++++ Supplied data ++++

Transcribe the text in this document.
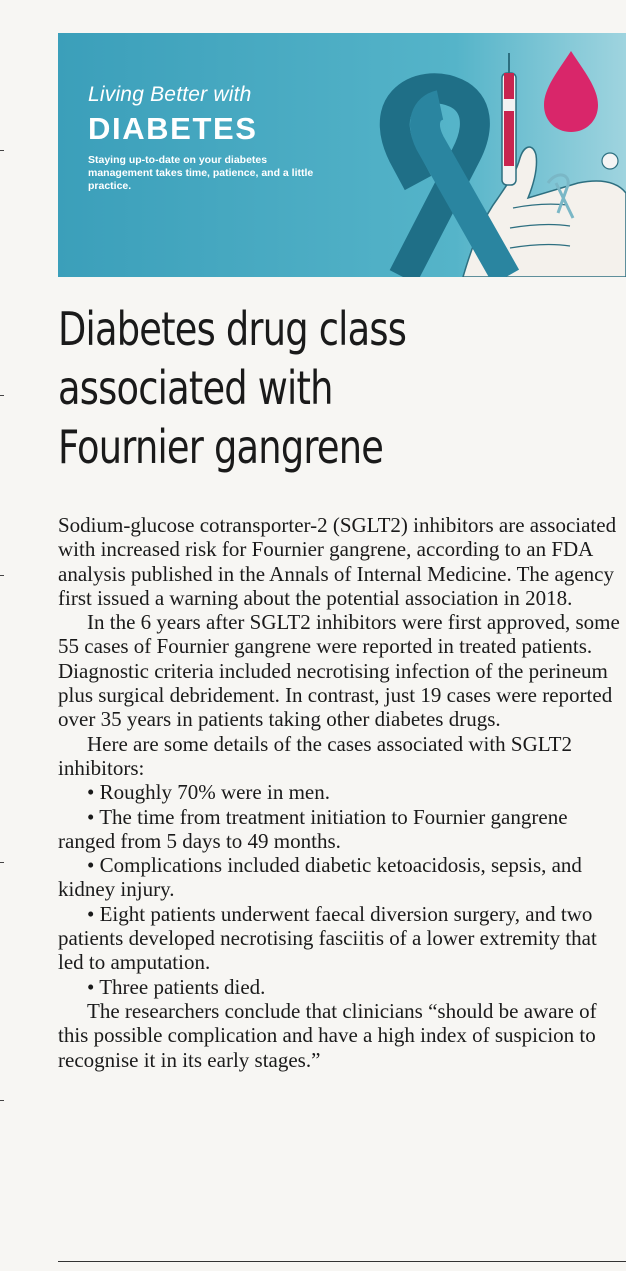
Living Better with
DIABETES
Staying up-to-date on your diabetes management takes time, patience, and a little practice.
Diabetes drug class
associated with
Fournier gangrene

Sodium-glucose cotransporter-2 (SGLT2) inhibitors are associated with increased risk for Fournier gangrene, according to an FDA analysis published in the Annals of Internal Medicine. The agency first issued a warning about the potential association in 2018.

In the 6 years after SGLT2 inhibitors were first approved, some 55 cases of Fournier gangrene were reported in treated patients. Diagnostic criteria included necrotising infection of the perineum plus surgical debridement. In contrast, just 19 cases were reported over 35 years in patients taking other diabetes drugs.

Here are some details of the cases associated with SGLT2 inhibitors:

• Roughly 70% were in men.
• The time from treatment initiation to Fournier gangrene ranged from 5 days to 49 months.
• Complications included diabetic ketoacidosis, sepsis, and kidney injury.
• Eight patients underwent faecal diversion surgery, and two patients developed necrotising fasciitis of a lower extremity that led to amputation.
• Three patients died.

The researchers conclude that clinicians “should be aware of this possible complication and have a high index of suspicion to recognise it in its early stages.”
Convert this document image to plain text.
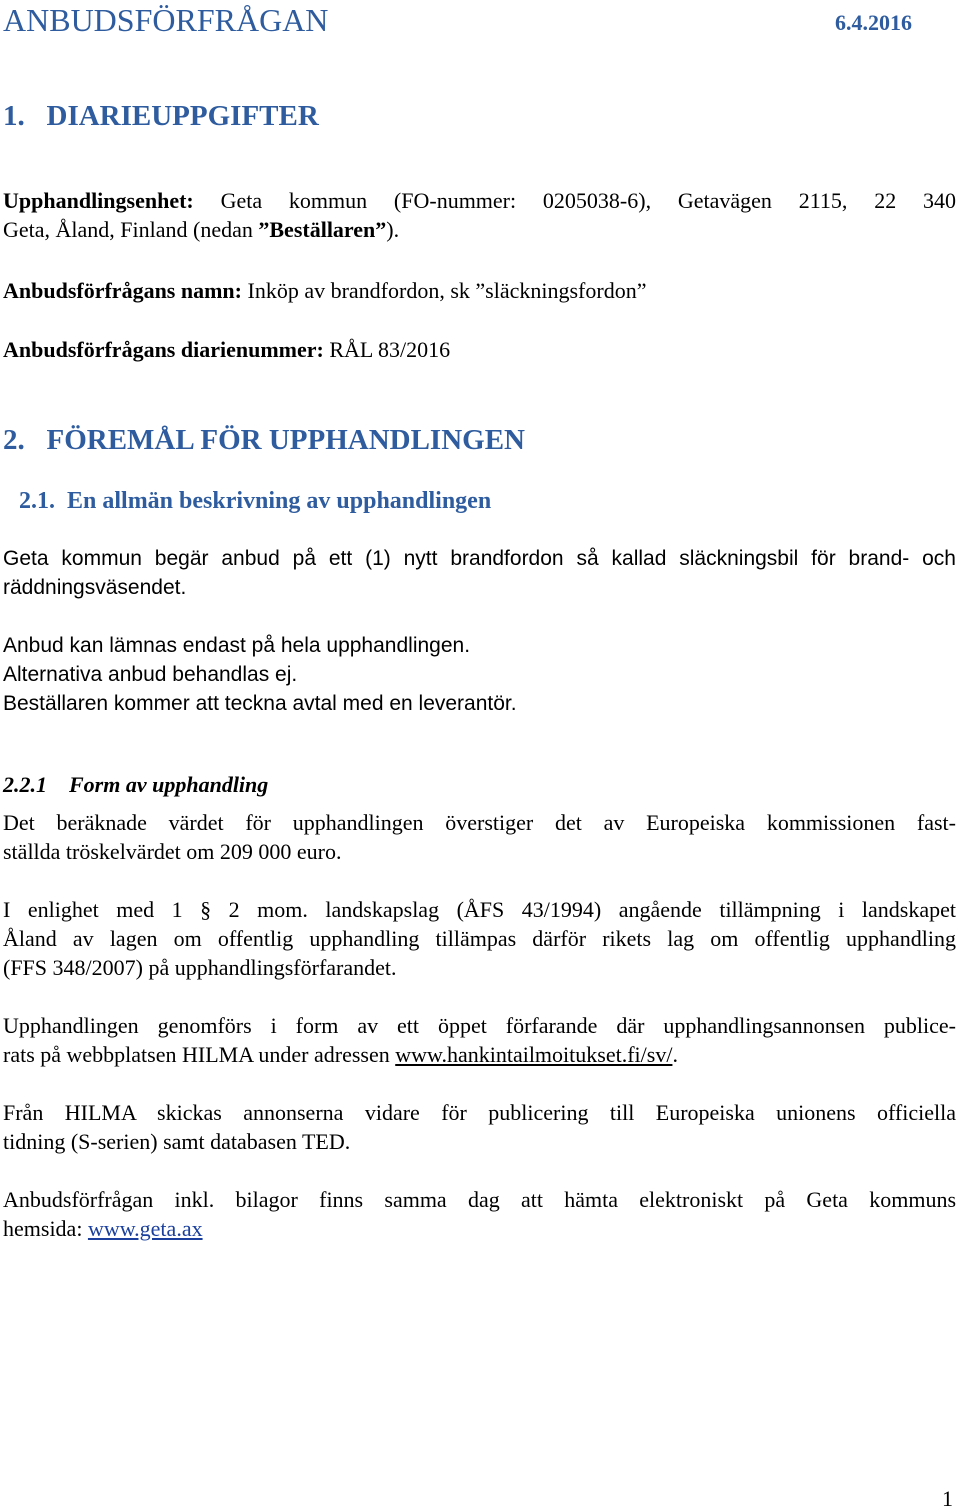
ANBUDSFÖRFRÅGAN	6.4.2016
1. DIARIEUPPGIFTER
Upphandlingsenhet: Geta kommun (FO-nummer: 0205038-6), Getavägen 2115, 22 340
Geta, Åland, Finland (nedan ”Beställaren”).
Anbudsförfrågans namn: Inköp av brandfordon, sk ”släckningsfordon”
Anbudsförfrågans diarienummer: RÅL 83/2016
2. FÖREMÅL FÖR UPPHANDLINGEN
2.1. En allmän beskrivning av upphandlingen
Geta kommun begär anbud på ett (1) nytt brandfordon så kallad släckningsbil för brand- och
räddningsväsendet.
Anbud kan lämnas endast på hela upphandlingen.
Alternativa anbud behandlas ej.
Beställaren kommer att teckna avtal med en leverantör.
2.2.1 Form av upphandling
Det beräknade värdet för upphandlingen överstiger det av Europeiska kommissionen fast-
ställda tröskelvärdet om 209 000 euro.
I enlighet med 1 § 2 mom. landskapslag (ÅFS 43/1994) angående tillämpning i landskapet
Åland av lagen om offentlig upphandling tillämpas därför rikets lag om offentlig upphandling
(FFS 348/2007) på upphandlingsförfarandet.
Upphandlingen genomförs i form av ett öppet förfarande där upphandlingsannonsen publice-
rats på webbplatsen HILMA under adressen www.hankintailmoitukset.fi/sv/.
Från HILMA skickas annonserna vidare för publicering till Europeiska unionens officiella
tidning (S-serien) samt databasen TED.
Anbudsförfrågan inkl. bilagor finns samma dag att hämta elektroniskt på Geta kommuns
hemsida: www.geta.ax
1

++++

◆ Your goal: Each line from the one containing "Convert this document image to plain text." through the end of the records above is to be retyped exactly, with the pictures omitted and nothing added.

◆ Output of the task:
Convert this document image to plain text.
ANBUDSFÖRFRÅGAN	6.4.2016
1. DIARIEUPPGIFTER
Upphandlingsenhet: Geta kommun (FO-nummer: 0205038-6), Getavägen 2115, 22 340
Geta, Åland, Finland (nedan ”Beställaren”).
Anbudsförfrågans namn: Inköp av brandfordon, sk ”släckningsfordon”
Anbudsförfrågans diarienummer: RÅL 83/2016
2. FÖREMÅL FÖR UPPHANDLINGEN
2.1. En allmän beskrivning av upphandlingen
Geta kommun begär anbud på ett (1) nytt brandfordon så kallad släckningsbil för brand- och
räddningsväsendet.
Anbud kan lämnas endast på hela upphandlingen.
Alternativa anbud behandlas ej.
Beställaren kommer att teckna avtal med en leverantör.
2.2.1 Form av upphandling
Det beräknade värdet för upphandlingen överstiger det av Europeiska kommissionen fast-
ställda tröskelvärdet om 209 000 euro.
I enlighet med 1 § 2 mom. landskapslag (ÅFS 43/1994) angående tillämpning i landskapet
Åland av lagen om offentlig upphandling tillämpas därför rikets lag om offentlig upphandling
(FFS 348/2007) på upphandlingsförfarandet.
Upphandlingen genomförs i form av ett öppet förfarande där upphandlingsannonsen publice-
rats på webbplatsen HILMA under adressen www.hankintailmoitukset.fi/sv/.
Från HILMA skickas annonserna vidare för publicering till Europeiska unionens officiella
tidning (S-serien) samt databasen TED.
Anbudsförfrågan inkl. bilagor finns samma dag att hämta elektroniskt på Geta kommuns
hemsida: www.geta.ax
1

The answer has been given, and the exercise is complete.